Apply what you read:
1/ Rewrite the paragraph of the passage on reverse micelle encapsulation for NMR that begins "Solution NMR spectroscopy is a powerful technique" in a shorter form, keeping its main facts.
2/ From the passage on reverse micelle encapsulation for NMR, quote the text word for word, from "Solution NMR spectroscopy" up to and including "and protein motion.".

╭─ Selected excerpt

Solution NMR spectroscopy is a powerful technique to study protein structure
and dynamics on multiple timescales and in many contexts. Sample preparation is
often the key ingredient that enables otherwise very difficult studies of
complex macromolecular systems. Some time ago we introduced the idea of using
solutions of proteins encapsulated within the protective aqueous core of a reverse or
inverted micelle and dissolved in low viscosity fluids as a means to overcome the
“slow tumbling” problem presented by large, soluble proteins. Since then
several advantageous properties of the reverse micelle particle have been used to
promote studies of integral and anchored membrane proteins, soluble proteins and
nucleic acids of marginal stability as well as investigations of various aspects of
protein biophysics such as cold denaturation, protein hydration and protein motion.
Despite this, the approach has not been generally adopted by the NMR community.
To make this reverse micelle encapsulation approach more accessible, we have
developed an optimized reverse micelle surfactant system. Comprised of the nonionic
1-decanoyl-rac-glycerol and the zwitterionic lauryldimethylamine-N-oxide (10MAG/LDAO),
this mixture is found to faithfully encapsulate a diverse set of proteins ranging up
to 80 kDa in size and having a broad spectrum of electrostatic properties.

╰─
╭─ Given information

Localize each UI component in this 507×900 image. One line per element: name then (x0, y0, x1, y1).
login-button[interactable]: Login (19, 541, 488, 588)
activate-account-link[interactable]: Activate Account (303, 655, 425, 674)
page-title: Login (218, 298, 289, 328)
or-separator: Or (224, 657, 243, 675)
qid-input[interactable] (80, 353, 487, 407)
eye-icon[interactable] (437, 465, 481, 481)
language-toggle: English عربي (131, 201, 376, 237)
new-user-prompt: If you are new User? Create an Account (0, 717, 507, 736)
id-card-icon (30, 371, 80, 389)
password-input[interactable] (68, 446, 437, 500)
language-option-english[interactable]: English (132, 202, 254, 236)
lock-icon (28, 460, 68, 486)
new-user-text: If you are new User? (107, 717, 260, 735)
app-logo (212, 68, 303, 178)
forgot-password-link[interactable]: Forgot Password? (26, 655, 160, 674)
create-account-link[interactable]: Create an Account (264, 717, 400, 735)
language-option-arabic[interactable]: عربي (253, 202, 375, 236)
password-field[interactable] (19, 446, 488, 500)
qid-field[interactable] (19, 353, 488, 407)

╰─

Exercise responses:
1/ Solution NMR spectroscopy can study protein structure and dynamics across many timescales and contexts, and sample preparation often makes difficult studies of complex macromolecular systems possible. The authors earlier proposed encapsulating proteins in the aqueous core of reverse (inverted) micelles dissolved in low-viscosity fluids to overcome the "slow tumbling" problem of large, soluble proteins. Reverse micelles have since supported studies of integral and anchored membrane proteins, marginally stable soluble proteins and nucleic acids, and protein cold denaturation, hydration and motion. The NMR community has still not generally adopted the approach. To make it more accessible, the authors developed an optimized surfactant system, 10MAG/LDAO. It combines nonionic 1-decanoyl-rac-glycerol with zwitterionic lauryldimethylamine-N-oxide and faithfully encapsulates diverse proteins up to 80 kDa with a broad range of electrostatic properties.

2/
Solution NMR spectroscopy is a powerful technique to study protein structure
and dynamics on multiple timescales and in many contexts. Sample preparation is
often the key ingredient that enables otherwise very difficult studies of
complex macromolecular systems. Some time ago we introduced the idea of using
solutions of proteins encapsulated within the protective aqueous core of a reverse or
inverted micelle and dissolved in low viscosity fluids as a means to overcome the
“slow tumbling” problem presented by large, soluble proteins. Since then
several advantageous properties of the reverse micelle particle have been used to
promote studies of integral and anchored membrane proteins, soluble proteins and
nucleic acids of marginal stability as well as investigations of various aspects of
protein biophysics such as cold denaturation, protein hydration and protein motion.